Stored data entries
※

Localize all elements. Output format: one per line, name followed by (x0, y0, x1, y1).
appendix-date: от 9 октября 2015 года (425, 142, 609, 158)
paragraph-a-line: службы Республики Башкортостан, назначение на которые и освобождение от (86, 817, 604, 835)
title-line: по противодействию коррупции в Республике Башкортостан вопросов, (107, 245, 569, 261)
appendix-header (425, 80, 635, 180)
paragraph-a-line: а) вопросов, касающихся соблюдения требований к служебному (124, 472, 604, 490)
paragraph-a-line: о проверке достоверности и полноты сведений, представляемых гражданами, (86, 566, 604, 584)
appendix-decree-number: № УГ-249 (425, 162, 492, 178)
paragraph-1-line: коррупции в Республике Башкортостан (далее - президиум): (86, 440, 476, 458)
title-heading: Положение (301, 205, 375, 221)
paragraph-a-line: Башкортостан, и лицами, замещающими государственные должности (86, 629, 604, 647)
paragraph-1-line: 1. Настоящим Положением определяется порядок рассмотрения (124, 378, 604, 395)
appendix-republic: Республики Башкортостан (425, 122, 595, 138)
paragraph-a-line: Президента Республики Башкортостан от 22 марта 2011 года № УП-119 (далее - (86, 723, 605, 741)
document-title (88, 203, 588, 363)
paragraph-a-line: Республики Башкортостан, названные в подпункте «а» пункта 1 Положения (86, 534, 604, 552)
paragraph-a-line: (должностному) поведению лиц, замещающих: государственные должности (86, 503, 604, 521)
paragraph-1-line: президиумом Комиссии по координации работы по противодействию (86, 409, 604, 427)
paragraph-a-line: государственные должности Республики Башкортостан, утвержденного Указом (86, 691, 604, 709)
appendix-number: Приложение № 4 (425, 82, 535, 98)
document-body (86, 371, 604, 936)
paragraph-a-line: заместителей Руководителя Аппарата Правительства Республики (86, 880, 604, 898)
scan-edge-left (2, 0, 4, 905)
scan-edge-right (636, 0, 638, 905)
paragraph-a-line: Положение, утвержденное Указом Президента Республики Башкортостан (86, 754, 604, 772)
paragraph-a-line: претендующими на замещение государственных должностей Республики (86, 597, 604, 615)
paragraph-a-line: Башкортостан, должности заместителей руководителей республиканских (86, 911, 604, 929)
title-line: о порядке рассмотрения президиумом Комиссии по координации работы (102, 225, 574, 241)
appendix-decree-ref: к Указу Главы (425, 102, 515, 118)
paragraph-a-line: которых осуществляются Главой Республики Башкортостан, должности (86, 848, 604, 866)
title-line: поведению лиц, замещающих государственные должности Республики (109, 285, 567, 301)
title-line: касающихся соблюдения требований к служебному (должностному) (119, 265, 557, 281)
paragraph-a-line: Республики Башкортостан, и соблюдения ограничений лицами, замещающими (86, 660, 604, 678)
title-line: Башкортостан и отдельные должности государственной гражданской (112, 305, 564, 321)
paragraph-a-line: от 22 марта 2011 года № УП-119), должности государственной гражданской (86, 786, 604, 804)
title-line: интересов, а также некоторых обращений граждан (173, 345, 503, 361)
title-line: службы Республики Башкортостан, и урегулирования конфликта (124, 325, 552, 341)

※

WHAT TO DO | Print every line of the stored entries above word for word, without changing any character or the order of the lines.

EXPECTED OUTPUT |
Localize all elements. Output format: one per line, name followed by (x0, y0, x1, y1).
appendix-date: от 9 октября 2015 года (425, 142, 609, 158)
paragraph-a-line: службы Республики Башкортостан, назначение на которые и освобождение от (86, 817, 604, 835)
title-line: по противодействию коррупции в Республике Башкортостан вопросов, (107, 245, 569, 261)
appendix-header (425, 80, 635, 180)
paragraph-a-line: а) вопросов, касающихся соблюдения требований к служебному (124, 472, 604, 490)
paragraph-a-line: о проверке достоверности и полноты сведений, представляемых гражданами, (86, 566, 604, 584)
appendix-decree-number: № УГ-249 (425, 162, 492, 178)
paragraph-1-line: коррупции в Республике Башкортостан (далее - президиум): (86, 440, 476, 458)
title-heading: Положение (301, 205, 375, 221)
paragraph-a-line: Башкортостан, и лицами, замещающими государственные должности (86, 629, 604, 647)
paragraph-1-line: 1. Настоящим Положением определяется порядок рассмотрения (124, 378, 604, 395)
appendix-republic: Республики Башкортостан (425, 122, 595, 138)
paragraph-a-line: Президента Республики Башкортостан от 22 марта 2011 года № УП-119 (далее - (86, 723, 605, 741)
document-title (88, 203, 588, 363)
paragraph-a-line: Республики Башкортостан, названные в подпункте «а» пункта 1 Положения (86, 534, 604, 552)
paragraph-a-line: (должностному) поведению лиц, замещающих: государственные должности (86, 503, 604, 521)
paragraph-1-line: президиумом Комиссии по координации работы по противодействию (86, 409, 604, 427)
paragraph-a-line: государственные должности Республики Башкортостан, утвержденного Указом (86, 691, 604, 709)
appendix-number: Приложение № 4 (425, 82, 535, 98)
document-body (86, 371, 604, 936)
paragraph-a-line: заместителей Руководителя Аппарата Правительства Республики (86, 880, 604, 898)
scan-edge-left (2, 0, 4, 905)
scan-edge-right (636, 0, 638, 905)
paragraph-a-line: Положение, утвержденное Указом Президента Республики Башкортостан (86, 754, 604, 772)
paragraph-a-line: претендующими на замещение государственных должностей Республики (86, 597, 604, 615)
paragraph-a-line: Башкортостан, должности заместителей руководителей республиканских (86, 911, 604, 929)
title-line: о порядке рассмотрения президиумом Комиссии по координации работы (102, 225, 574, 241)
appendix-decree-ref: к Указу Главы (425, 102, 515, 118)
paragraph-a-line: которых осуществляются Главой Республики Башкортостан, должности (86, 848, 604, 866)
title-line: поведению лиц, замещающих государственные должности Республики (109, 285, 567, 301)
title-line: касающихся соблюдения требований к служебному (должностному) (119, 265, 557, 281)
paragraph-a-line: Республики Башкортостан, и соблюдения ограничений лицами, замещающими (86, 660, 604, 678)
title-line: Башкортостан и отдельные должности государственной гражданской (112, 305, 564, 321)
paragraph-a-line: от 22 марта 2011 года № УП-119), должности государственной гражданской (86, 786, 604, 804)
title-line: интересов, а также некоторых обращений граждан (173, 345, 503, 361)
title-line: службы Республики Башкортостан, и урегулирования конфликта (124, 325, 552, 341)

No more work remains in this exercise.